§ **PROMPT**: Reproduce every record exactly as it appears, but not the pictures.

---------- SUPPLIED MATERIAL ----------

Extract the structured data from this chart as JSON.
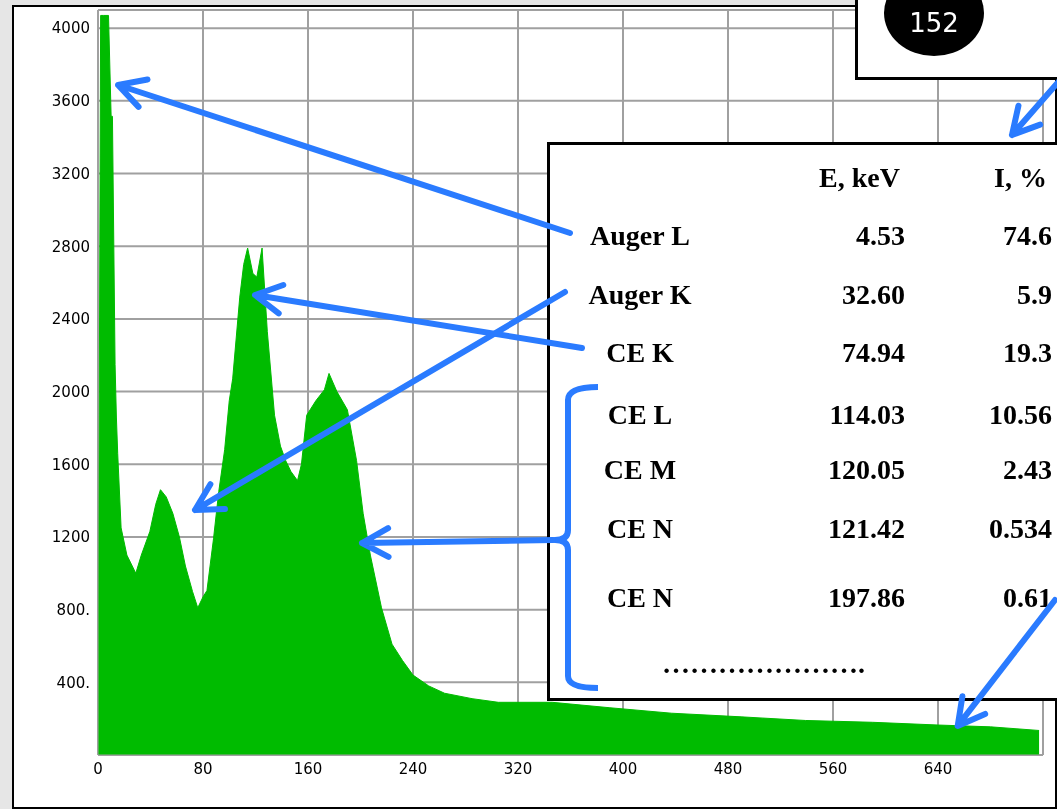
{
  "chart_data": {
    "type": "area",
    "color": "#00bb00",
    "x": [
      0,
      2,
      4,
      8,
      10,
      11,
      13,
      14,
      15,
      17.6,
      22,
      28.8,
      33,
      39.5,
      44,
      47.6,
      52,
      57,
      62,
      66.6,
      72,
      76,
      80,
      83,
      88,
      92,
      96.5,
      100,
      102.6,
      108,
      111,
      114,
      118,
      121,
      125,
      129,
      134.5,
      139,
      143,
      147,
      152,
      155,
      159,
      166,
      172.5,
      176,
      182,
      190,
      197,
      202,
      207.5,
      216,
      224,
      232,
      240,
      252,
      264,
      285,
      305,
      336,
      346,
      390,
      437,
      490,
      539,
      590,
      640,
      680,
      717
    ],
    "values": [
      0,
      4070,
      4070,
      4070,
      3515,
      3515,
      2150,
      1860,
      1660,
      1250,
      1100,
      1000,
      1100,
      1230,
      1380,
      1460,
      1420,
      1330,
      1200,
      1040,
      900,
      810,
      870,
      905,
      1190,
      1450,
      1680,
      1950,
      2070,
      2520,
      2700,
      2790,
      2650,
      2630,
      2790,
      2330,
      1870,
      1700,
      1620,
      1560,
      1510,
      1600,
      1870,
      1950,
      2010,
      2100,
      2000,
      1900,
      1620,
      1330,
      1100,
      810,
      610,
      520,
      440,
      380,
      340,
      310,
      290,
      290,
      290,
      260,
      230,
      210,
      190,
      180,
      165,
      155,
      135
    ],
    "xlim": [
      0,
      720
    ],
    "ylim": [
      0,
      4100
    ],
    "xticks": [
      0,
      80,
      160,
      240,
      320,
      400,
      480,
      560,
      640
    ],
    "yticks": [
      {
        "value": 400,
        "label": "400."
      },
      {
        "value": 800,
        "label": "800."
      },
      1200,
      1600,
      2000,
      2400,
      2800,
      3200,
      3600,
      4000
    ],
    "grid": true,
    "annotations": [
      "152",
      "E, keV",
      "I, %",
      "Auger L",
      "4.53",
      "74.6",
      "Auger K",
      "32.60",
      "5.9",
      "CE K",
      "74.94",
      "19.3",
      "CE L",
      "114.03",
      "10.56",
      "CE M",
      "120.05",
      "2.43",
      "CE N",
      "121.42",
      "0.534",
      "CE N",
      "197.86",
      {
        "text": "0.61",
        "x": 655,
        "y": 160
      },
      "…………………."
    ]
  }
}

----------

§ **ANSWER TO THIS TASK**:
Extract the structured data from this chart as JSON.
{
  "chart_data": {
    "type": "area",
    "color": "#00bb00",
    "x": [
      0,
      2,
      4,
      8,
      10,
      11,
      13,
      14,
      15,
      17.6,
      22,
      28.8,
      33,
      39.5,
      44,
      47.6,
      52,
      57,
      62,
      66.6,
      72,
      76,
      80,
      83,
      88,
      92,
      96.5,
      100,
      102.6,
      108,
      111,
      114,
      118,
      121,
      125,
      129,
      134.5,
      139,
      143,
      147,
      152,
      155,
      159,
      166,
      172.5,
      176,
      182,
      190,
      197,
      202,
      207.5,
      216,
      224,
      232,
      240,
      252,
      264,
      285,
      305,
      336,
      346,
      390,
      437,
      490,
      539,
      590,
      640,
      680,
      717
    ],
    "values": [
      0,
      4070,
      4070,
      4070,
      3515,
      3515,
      2150,
      1860,
      1660,
      1250,
      1100,
      1000,
      1100,
      1230,
      1380,
      1460,
      1420,
      1330,
      1200,
      1040,
      900,
      810,
      870,
      905,
      1190,
      1450,
      1680,
      1950,
      2070,
      2520,
      2700,
      2790,
      2650,
      2630,
      2790,
      2330,
      1870,
      1700,
      1620,
      1560,
      1510,
      1600,
      1870,
      1950,
      2010,
      2100,
      2000,
      1900,
      1620,
      1330,
      1100,
      810,
      610,
      520,
      440,
      380,
      340,
      310,
      290,
      290,
      290,
      260,
      230,
      210,
      190,
      180,
      165,
      155,
      135
    ],
    "xlim": [
      0,
      720
    ],
    "ylim": [
      0,
      4100
    ],
    "xticks": [
      0,
      80,
      160,
      240,
      320,
      400,
      480,
      560,
      640
    ],
    "yticks": [
      {
        "value": 400,
        "label": "400."
      },
      {
        "value": 800,
        "label": "800."
      },
      1200,
      1600,
      2000,
      2400,
      2800,
      3200,
      3600,
      4000
    ],
    "grid": true,
    "annotations": [
      "152",
      "E, keV",
      "I, %",
      "Auger L",
      "4.53",
      "74.6",
      "Auger K",
      "32.60",
      "5.9",
      "CE K",
      "74.94",
      "19.3",
      "CE L",
      "114.03",
      "10.56",
      "CE M",
      "120.05",
      "2.43",
      "CE N",
      "121.42",
      "0.534",
      "CE N",
      "197.86",
      {
        "text": "0.61",
        "x": 655,
        "y": 160
      },
      "…………………."
    ]
  }
}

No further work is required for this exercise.